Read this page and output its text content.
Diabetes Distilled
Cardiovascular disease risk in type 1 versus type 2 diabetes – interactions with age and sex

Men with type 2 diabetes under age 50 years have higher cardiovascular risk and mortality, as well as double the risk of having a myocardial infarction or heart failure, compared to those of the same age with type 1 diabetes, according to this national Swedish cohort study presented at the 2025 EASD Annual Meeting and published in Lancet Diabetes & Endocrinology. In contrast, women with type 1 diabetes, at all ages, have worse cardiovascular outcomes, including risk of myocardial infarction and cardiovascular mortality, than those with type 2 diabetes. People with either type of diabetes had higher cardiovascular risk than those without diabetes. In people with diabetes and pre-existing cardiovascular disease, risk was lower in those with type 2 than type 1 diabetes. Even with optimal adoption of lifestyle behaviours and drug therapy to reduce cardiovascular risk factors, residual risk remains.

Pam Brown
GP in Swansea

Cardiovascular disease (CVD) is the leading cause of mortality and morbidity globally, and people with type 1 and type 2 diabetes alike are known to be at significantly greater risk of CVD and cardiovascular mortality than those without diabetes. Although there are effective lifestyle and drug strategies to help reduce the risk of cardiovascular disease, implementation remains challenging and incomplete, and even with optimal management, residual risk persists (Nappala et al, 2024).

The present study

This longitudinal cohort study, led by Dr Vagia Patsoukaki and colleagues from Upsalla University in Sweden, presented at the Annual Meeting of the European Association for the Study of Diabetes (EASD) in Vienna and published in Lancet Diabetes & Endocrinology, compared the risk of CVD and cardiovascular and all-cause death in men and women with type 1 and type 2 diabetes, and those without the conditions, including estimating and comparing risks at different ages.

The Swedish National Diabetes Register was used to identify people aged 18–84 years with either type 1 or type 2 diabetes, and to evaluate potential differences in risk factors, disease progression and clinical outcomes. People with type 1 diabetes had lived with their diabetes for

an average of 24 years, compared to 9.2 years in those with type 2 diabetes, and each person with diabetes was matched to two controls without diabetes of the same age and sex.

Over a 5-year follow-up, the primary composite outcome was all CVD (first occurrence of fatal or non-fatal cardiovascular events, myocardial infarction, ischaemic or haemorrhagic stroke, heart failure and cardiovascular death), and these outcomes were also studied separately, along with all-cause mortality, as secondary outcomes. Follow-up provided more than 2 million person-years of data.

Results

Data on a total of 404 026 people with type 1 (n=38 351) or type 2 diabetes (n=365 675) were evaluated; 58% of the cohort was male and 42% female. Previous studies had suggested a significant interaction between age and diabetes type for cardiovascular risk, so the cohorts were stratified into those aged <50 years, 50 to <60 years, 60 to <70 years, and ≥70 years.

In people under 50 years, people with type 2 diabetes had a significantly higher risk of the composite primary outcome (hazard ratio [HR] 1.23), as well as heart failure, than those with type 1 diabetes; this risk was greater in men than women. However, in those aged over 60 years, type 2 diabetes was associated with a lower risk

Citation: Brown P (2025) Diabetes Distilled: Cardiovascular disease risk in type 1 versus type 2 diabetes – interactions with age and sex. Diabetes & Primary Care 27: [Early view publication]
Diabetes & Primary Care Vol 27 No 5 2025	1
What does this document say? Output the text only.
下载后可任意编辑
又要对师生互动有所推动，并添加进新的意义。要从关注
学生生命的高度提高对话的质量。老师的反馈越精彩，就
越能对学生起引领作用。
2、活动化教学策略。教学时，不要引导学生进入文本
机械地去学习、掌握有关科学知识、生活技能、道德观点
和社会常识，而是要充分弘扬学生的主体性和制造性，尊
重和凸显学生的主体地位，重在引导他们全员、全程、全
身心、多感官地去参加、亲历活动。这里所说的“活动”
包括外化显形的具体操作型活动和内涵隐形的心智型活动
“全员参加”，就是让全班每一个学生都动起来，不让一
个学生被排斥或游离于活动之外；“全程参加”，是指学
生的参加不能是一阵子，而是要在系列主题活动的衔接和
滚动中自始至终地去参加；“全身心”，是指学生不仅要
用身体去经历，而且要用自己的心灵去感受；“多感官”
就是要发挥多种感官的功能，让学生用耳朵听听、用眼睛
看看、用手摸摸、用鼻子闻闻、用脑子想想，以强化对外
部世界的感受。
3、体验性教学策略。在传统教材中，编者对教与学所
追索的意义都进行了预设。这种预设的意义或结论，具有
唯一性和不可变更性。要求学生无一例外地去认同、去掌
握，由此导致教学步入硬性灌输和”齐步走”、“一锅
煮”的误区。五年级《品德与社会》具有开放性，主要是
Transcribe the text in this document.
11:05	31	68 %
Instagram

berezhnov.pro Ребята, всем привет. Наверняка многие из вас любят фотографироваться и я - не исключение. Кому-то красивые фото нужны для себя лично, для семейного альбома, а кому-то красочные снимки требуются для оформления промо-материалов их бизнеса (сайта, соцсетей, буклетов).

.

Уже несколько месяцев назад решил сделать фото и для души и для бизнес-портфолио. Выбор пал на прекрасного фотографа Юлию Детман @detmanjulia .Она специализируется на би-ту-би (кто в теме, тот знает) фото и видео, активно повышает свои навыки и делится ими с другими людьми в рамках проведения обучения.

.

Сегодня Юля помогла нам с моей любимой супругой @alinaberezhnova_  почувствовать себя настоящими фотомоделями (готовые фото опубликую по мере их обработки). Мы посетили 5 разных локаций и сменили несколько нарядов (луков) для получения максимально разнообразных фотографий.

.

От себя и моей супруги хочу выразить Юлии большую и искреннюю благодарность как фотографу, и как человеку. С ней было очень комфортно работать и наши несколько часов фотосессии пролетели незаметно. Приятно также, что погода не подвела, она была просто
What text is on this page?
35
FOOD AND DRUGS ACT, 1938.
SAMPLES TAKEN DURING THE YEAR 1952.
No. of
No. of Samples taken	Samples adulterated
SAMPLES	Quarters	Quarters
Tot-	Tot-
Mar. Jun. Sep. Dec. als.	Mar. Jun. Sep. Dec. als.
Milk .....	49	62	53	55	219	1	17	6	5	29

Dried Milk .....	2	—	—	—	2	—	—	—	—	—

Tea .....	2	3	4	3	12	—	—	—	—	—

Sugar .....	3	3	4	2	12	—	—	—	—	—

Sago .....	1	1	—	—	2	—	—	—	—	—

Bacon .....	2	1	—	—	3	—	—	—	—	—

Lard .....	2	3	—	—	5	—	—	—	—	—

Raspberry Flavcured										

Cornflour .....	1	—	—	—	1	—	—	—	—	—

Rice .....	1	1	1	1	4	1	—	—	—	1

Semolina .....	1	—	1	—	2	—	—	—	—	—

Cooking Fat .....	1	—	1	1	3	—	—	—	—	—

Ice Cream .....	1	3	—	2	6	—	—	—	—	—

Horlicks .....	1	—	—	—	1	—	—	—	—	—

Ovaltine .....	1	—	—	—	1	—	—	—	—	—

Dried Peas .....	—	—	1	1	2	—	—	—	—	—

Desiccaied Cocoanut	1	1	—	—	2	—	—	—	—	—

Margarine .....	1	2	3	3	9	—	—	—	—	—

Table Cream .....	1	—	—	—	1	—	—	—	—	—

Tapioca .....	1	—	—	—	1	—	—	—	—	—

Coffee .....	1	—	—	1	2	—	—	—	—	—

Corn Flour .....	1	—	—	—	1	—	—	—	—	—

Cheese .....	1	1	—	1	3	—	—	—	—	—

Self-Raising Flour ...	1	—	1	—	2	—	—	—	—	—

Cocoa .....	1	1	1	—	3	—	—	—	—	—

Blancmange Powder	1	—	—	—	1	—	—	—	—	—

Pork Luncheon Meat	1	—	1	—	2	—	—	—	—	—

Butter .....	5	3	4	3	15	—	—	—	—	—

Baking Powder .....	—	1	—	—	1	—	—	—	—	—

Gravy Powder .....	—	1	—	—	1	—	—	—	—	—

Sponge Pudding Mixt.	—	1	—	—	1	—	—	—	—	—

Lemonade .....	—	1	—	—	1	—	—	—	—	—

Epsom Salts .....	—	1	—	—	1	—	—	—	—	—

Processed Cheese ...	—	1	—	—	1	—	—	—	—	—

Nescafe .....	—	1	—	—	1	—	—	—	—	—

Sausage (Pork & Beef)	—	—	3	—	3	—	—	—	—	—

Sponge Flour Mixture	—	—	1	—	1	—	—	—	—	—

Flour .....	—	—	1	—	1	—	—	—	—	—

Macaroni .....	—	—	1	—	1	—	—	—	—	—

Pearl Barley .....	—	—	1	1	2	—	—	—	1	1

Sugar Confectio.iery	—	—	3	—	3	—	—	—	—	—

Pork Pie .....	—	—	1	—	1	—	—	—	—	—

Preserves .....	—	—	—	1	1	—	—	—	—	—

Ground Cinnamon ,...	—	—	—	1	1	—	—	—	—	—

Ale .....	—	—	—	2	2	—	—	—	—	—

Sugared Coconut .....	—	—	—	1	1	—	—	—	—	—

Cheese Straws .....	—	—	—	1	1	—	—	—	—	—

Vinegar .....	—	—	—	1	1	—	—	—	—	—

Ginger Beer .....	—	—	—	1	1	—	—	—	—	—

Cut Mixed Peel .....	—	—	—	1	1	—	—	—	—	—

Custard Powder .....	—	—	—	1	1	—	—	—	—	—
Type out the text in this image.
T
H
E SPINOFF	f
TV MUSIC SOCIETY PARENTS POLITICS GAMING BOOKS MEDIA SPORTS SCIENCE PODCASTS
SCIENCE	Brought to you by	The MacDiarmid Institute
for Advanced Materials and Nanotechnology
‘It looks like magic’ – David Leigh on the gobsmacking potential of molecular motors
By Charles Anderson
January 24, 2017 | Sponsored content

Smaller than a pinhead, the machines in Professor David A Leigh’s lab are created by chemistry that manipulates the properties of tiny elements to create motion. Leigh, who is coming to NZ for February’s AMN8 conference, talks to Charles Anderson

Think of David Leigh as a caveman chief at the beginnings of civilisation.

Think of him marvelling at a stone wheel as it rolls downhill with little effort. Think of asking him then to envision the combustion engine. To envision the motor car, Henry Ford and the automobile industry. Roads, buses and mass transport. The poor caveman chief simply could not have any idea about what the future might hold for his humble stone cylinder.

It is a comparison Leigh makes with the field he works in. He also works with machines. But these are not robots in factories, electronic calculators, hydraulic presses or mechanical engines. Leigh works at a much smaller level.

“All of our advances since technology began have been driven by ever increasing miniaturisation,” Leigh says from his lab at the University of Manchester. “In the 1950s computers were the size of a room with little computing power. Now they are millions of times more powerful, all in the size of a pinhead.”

--

Show the lines that mention the word "page".

FULL ANSWER –
Read this page and output its text content.
What text is on this page?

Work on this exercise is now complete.